## EXERCISE DETAILS
Give back every record word for word, keeping the pictures out.

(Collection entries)
== Segment start ==
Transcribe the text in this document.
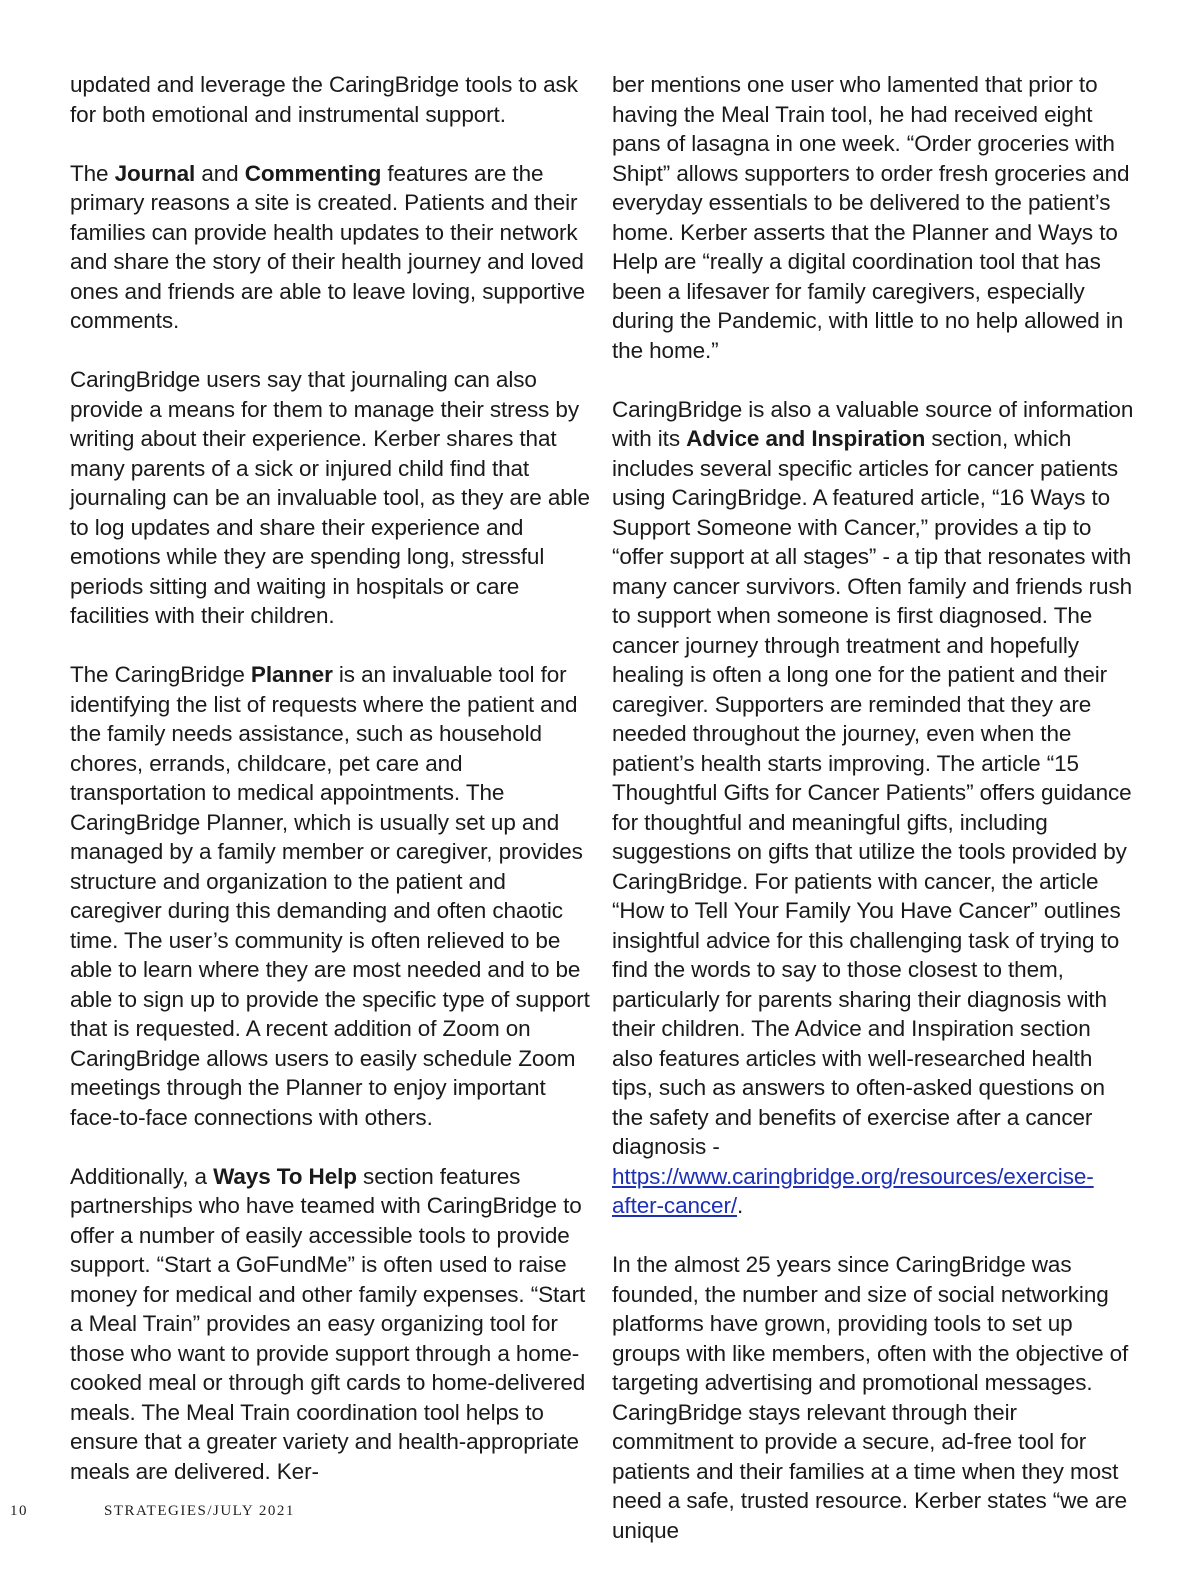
updated and leverage the CaringBridge tools to ask for both emotional and instrumental support.

The Journal and Commenting features are the primary reasons a site is created. Patients and their families can provide health updates to their network and share the story of their health journey and loved ones and friends are able to leave loving, supportive comments.

CaringBridge users say that journaling can also provide a means for them to manage their stress by writing about their experience. Kerber shares that many parents of a sick or injured child find that journaling can be an invaluable tool, as they are able to log updates and share their experience and emotions while they are spending long, stressful periods sitting and waiting in hospitals or care facilities with their children.

The CaringBridge Planner is an invaluable tool for identifying the list of requests where the patient and the family needs assistance, such as household chores, errands, childcare, pet care and transportation to medical appointments. The CaringBridge Planner, which is usually set up and managed by a family member or caregiver, provides structure and organization to the patient and caregiver during this demanding and often chaotic time. The user’s community is often relieved to be able to learn where they are most needed and to be able to sign up to provide the specific type of support that is requested. A recent addition of Zoom on CaringBridge allows users to easily schedule Zoom meetings through the Planner to enjoy important face-to-face connections with others.

Additionally, a Ways To Help section features partnerships who have teamed with CaringBridge to offer a number of easily accessible tools to provide support. “Start a GoFundMe” is often used to raise money for medical and other family expenses. “Start a Meal Train” provides an easy organizing tool for those who want to provide support through a home-cooked meal or through gift cards to home-delivered meals. The Meal Train coordination tool helps to ensure that a greater variety and health-appropriate meals are delivered. Ker-

ber mentions one user who lamented that prior to having the Meal Train tool, he had received eight pans of lasagna in one week. “Order groceries with Shipt” allows supporters to order fresh groceries and everyday essentials to be delivered to the patient’s home. Kerber asserts that the Planner and Ways to Help are “really a digital coordination tool that has been a lifesaver for family caregivers, especially during the Pandemic, with little to no help allowed in the home.”

CaringBridge is also a valuable source of information with its Advice and Inspiration section, which includes several specific articles for cancer patients using CaringBridge. A featured article, “16 Ways to Support Someone with Cancer,” provides a tip to “offer support at all stages” - a tip that resonates with many cancer survivors. Often family and friends rush to support when someone is first diagnosed. The cancer journey through treatment and hopefully healing is often a long one for the patient and their caregiver. Supporters are reminded that they are needed throughout the journey, even when the patient’s health starts improving. The article “15 Thoughtful Gifts for Cancer Patients” offers guidance for thoughtful and meaningful gifts, including suggestions on gifts that utilize the tools provided by CaringBridge. For patients with cancer, the article “How to Tell Your Family You Have Cancer” outlines insightful advice for this challenging task of trying to find the words to say to those closest to them, particularly for parents sharing their diagnosis with their children. The Advice and Inspiration section also features articles with well-researched health tips, such as answers to often-asked questions on the safety and benefits of exercise after a cancer diagnosis - https://www.caringbridge.org/resources/exercise-after-cancer/.

In the almost 25 years since CaringBridge was founded, the number and size of social networking platforms have grown, providing tools to set up groups with like members, often with the objective of targeting advertising and promotional messages. CaringBridge stays relevant through their commitment to provide a secure, ad-free tool for patients and their families at a time when they most need a safe, trusted resource. Kerber states “we are unique

10	STRATEGIES/JULY 2021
== Segment end ==
## OUTPUT BELOW
Transcribe the text in this document.
updated and leverage the CaringBridge tools to ask for both emotional and instrumental support.

The Journal and Commenting features are the primary reasons a site is created. Patients and their families can provide health updates to their network and share the story of their health journey and loved ones and friends are able to leave loving, supportive comments.

CaringBridge users say that journaling can also provide a means for them to manage their stress by writing about their experience. Kerber shares that many parents of a sick or injured child find that journaling can be an invaluable tool, as they are able to log updates and share their experience and emotions while they are spending long, stressful periods sitting and waiting in hospitals or care facilities with their children.

The CaringBridge Planner is an invaluable tool for identifying the list of requests where the patient and the family needs assistance, such as household chores, errands, childcare, pet care and transportation to medical appointments. The CaringBridge Planner, which is usually set up and managed by a family member or caregiver, provides structure and organization to the patient and caregiver during this demanding and often chaotic time. The user’s community is often relieved to be able to learn where they are most needed and to be able to sign up to provide the specific type of support that is requested. A recent addition of Zoom on CaringBridge allows users to easily schedule Zoom meetings through the Planner to enjoy important face-to-face connections with others.

Additionally, a Ways To Help section features partnerships who have teamed with CaringBridge to offer a number of easily accessible tools to provide support. “Start a GoFundMe” is often used to raise money for medical and other family expenses. “Start a Meal Train” provides an easy organizing tool for those who want to provide support through a home-cooked meal or through gift cards to home-delivered meals. The Meal Train coordination tool helps to ensure that a greater variety and health-appropriate meals are delivered. Ker-

ber mentions one user who lamented that prior to having the Meal Train tool, he had received eight pans of lasagna in one week. “Order groceries with Shipt” allows supporters to order fresh groceries and everyday essentials to be delivered to the patient’s home. Kerber asserts that the Planner and Ways to Help are “really a digital coordination tool that has been a lifesaver for family caregivers, especially during the Pandemic, with little to no help allowed in the home.”

CaringBridge is also a valuable source of information with its Advice and Inspiration section, which includes several specific articles for cancer patients using CaringBridge. A featured article, “16 Ways to Support Someone with Cancer,” provides a tip to “offer support at all stages” - a tip that resonates with many cancer survivors. Often family and friends rush to support when someone is first diagnosed. The cancer journey through treatment and hopefully healing is often a long one for the patient and their caregiver. Supporters are reminded that they are needed throughout the journey, even when the patient’s health starts improving. The article “15 Thoughtful Gifts for Cancer Patients” offers guidance for thoughtful and meaningful gifts, including suggestions on gifts that utilize the tools provided by CaringBridge. For patients with cancer, the article “How to Tell Your Family You Have Cancer” outlines insightful advice for this challenging task of trying to find the words to say to those closest to them, particularly for parents sharing their diagnosis with their children. The Advice and Inspiration section also features articles with well-researched health tips, such as answers to often-asked questions on the safety and benefits of exercise after a cancer diagnosis - https://www.caringbridge.org/resources/exercise-after-cancer/.

In the almost 25 years since CaringBridge was founded, the number and size of social networking platforms have grown, providing tools to set up groups with like members, often with the objective of targeting advertising and promotional messages. CaringBridge stays relevant through their commitment to provide a secure, ad-free tool for patients and their families at a time when they most need a safe, trusted resource. Kerber states “we are unique

10	STRATEGIES/JULY 2021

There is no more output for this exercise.